** START PROVIDED MATERIAL **

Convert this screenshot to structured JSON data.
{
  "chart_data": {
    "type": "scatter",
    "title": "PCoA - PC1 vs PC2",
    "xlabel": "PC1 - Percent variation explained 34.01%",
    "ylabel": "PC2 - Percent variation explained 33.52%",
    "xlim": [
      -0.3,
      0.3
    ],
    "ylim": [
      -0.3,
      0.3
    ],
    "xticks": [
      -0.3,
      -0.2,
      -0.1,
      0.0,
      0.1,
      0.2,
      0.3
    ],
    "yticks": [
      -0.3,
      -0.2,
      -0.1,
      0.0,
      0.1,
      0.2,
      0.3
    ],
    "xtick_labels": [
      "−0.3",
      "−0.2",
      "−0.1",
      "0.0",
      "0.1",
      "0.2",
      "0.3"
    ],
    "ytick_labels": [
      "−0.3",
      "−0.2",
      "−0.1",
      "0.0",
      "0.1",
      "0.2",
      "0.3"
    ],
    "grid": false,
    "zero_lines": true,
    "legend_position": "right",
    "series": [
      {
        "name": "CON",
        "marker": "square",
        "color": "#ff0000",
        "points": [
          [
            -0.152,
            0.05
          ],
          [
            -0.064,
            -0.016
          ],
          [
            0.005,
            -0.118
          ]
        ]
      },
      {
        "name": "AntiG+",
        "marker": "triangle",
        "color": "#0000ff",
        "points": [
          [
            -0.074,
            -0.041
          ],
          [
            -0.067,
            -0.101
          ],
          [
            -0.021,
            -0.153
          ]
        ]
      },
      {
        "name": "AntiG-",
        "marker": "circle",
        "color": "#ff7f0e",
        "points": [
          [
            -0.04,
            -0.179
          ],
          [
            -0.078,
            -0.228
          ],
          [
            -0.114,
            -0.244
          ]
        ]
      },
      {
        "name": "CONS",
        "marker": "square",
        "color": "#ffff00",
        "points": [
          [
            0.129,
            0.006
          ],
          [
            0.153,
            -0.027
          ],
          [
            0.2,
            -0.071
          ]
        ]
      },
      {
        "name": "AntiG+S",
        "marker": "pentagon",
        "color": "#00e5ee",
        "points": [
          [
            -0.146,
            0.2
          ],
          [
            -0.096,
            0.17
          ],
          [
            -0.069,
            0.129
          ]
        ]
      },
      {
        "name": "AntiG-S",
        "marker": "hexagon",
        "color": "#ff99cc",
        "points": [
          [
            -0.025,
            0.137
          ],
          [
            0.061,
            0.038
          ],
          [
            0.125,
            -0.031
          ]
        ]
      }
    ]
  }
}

** END PROVIDED MATERIAL **

**STATED PROBLEM:** Repeat the material above in full, exactly as it stands.

**WRITTEN REPLY:**
Convert this screenshot to structured JSON data.
{
  "chart_data": {
    "type": "scatter",
    "title": "PCoA - PC1 vs PC2",
    "xlabel": "PC1 - Percent variation explained 34.01%",
    "ylabel": "PC2 - Percent variation explained 33.52%",
    "xlim": [
      -0.3,
      0.3
    ],
    "ylim": [
      -0.3,
      0.3
    ],
    "xticks": [
      -0.3,
      -0.2,
      -0.1,
      0.0,
      0.1,
      0.2,
      0.3
    ],
    "yticks": [
      -0.3,
      -0.2,
      -0.1,
      0.0,
      0.1,
      0.2,
      0.3
    ],
    "xtick_labels": [
      "−0.3",
      "−0.2",
      "−0.1",
      "0.0",
      "0.1",
      "0.2",
      "0.3"
    ],
    "ytick_labels": [
      "−0.3",
      "−0.2",
      "−0.1",
      "0.0",
      "0.1",
      "0.2",
      "0.3"
    ],
    "grid": false,
    "zero_lines": true,
    "legend_position": "right",
    "series": [
      {
        "name": "CON",
        "marker": "square",
        "color": "#ff0000",
        "points": [
          [
            -0.152,
            0.05
          ],
          [
            -0.064,
            -0.016
          ],
          [
            0.005,
            -0.118
          ]
        ]
      },
      {
        "name": "AntiG+",
        "marker": "triangle",
        "color": "#0000ff",
        "points": [
          [
            -0.074,
            -0.041
          ],
          [
            -0.067,
            -0.101
          ],
          [
            -0.021,
            -0.153
          ]
        ]
      },
      {
        "name": "AntiG-",
        "marker": "circle",
        "color": "#ff7f0e",
        "points": [
          [
            -0.04,
            -0.179
          ],
          [
            -0.078,
            -0.228
          ],
          [
            -0.114,
            -0.244
          ]
        ]
      },
      {
        "name": "CONS",
        "marker": "square",
        "color": "#ffff00",
        "points": [
          [
            0.129,
            0.006
          ],
          [
            0.153,
            -0.027
          ],
          [
            0.2,
            -0.071
          ]
        ]
      },
      {
        "name": "AntiG+S",
        "marker": "pentagon",
        "color": "#00e5ee",
        "points": [
          [
            -0.146,
            0.2
          ],
          [
            -0.096,
            0.17
          ],
          [
            -0.069,
            0.129
          ]
        ]
      },
      {
        "name": "AntiG-S",
        "marker": "hexagon",
        "color": "#ff99cc",
        "points": [
          [
            -0.025,
            0.137
          ],
          [
            0.061,
            0.038
          ],
          [
            0.125,
            -0.031
          ]
        ]
      }
    ]
  }
}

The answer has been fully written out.